## Excerpted data
========

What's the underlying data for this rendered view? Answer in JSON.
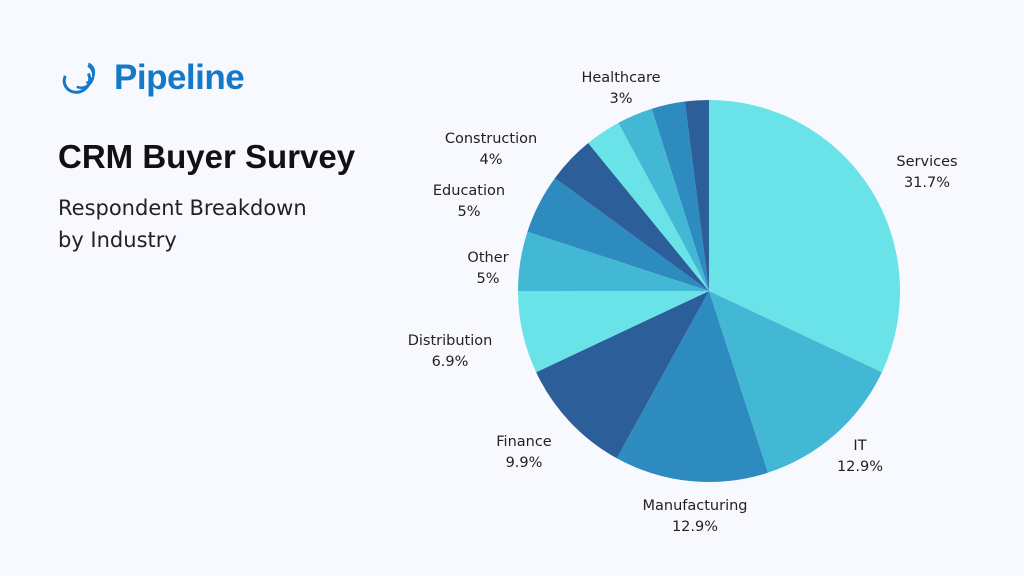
{
  "brand": {
    "name": "Pipeline",
    "color": "#1479c9",
    "icon": "pipeline-swirl-logo"
  },
  "header": {
    "title": "CRM Buyer Survey",
    "subtitle_line1": "Respondent Breakdown",
    "subtitle_line2": "by Industry"
  },
  "chart_data": {
    "type": "pie",
    "start": "top, clockwise",
    "slices": [
      {
        "label": "Services",
        "value": 31.7,
        "display": "31.7%",
        "color": "#6ae3e8"
      },
      {
        "label": "IT",
        "value": 12.9,
        "display": "12.9%",
        "color": "#42b8d4"
      },
      {
        "label": "Manufacturing",
        "value": 12.9,
        "display": "12.9%",
        "color": "#2e8bc0"
      },
      {
        "label": "Finance",
        "value": 9.9,
        "display": "9.9%",
        "color": "#2c5e99"
      },
      {
        "label": "Distribution",
        "value": 6.9,
        "display": "6.9%",
        "color": "#6ae3e8"
      },
      {
        "label": "Other",
        "value": 5,
        "display": "5%",
        "color": "#42b8d4"
      },
      {
        "label": "Education",
        "value": 5,
        "display": "5%",
        "color": "#2e8bc0"
      },
      {
        "label": "Construction",
        "value": 4,
        "display": "4%",
        "color": "#2c5e99"
      },
      {
        "label": "",
        "value": 3,
        "display": "",
        "color": "#6ae3e8"
      },
      {
        "label": "Healthcare",
        "value": 3,
        "display": "3%",
        "color": "#42b8d4"
      },
      {
        "label": "",
        "value": 2.8,
        "display": "",
        "color": "#2e8bc0"
      },
      {
        "label": "",
        "value": 2,
        "display": "",
        "color": "#2c5e99"
      }
    ]
  }
}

========

## Task goal
Copy each line of the records that contains the word "label".

## Output
        "label": "Services",
        "label": "IT",
        "label": "Manufacturing",
        "label": "Finance",
        "label": "Distribution",
        "label": "Other",
        "label": "Education",
        "label": "Construction",
        "label": "",
        "label": "Healthcare",
        "label": "",
        "label": "",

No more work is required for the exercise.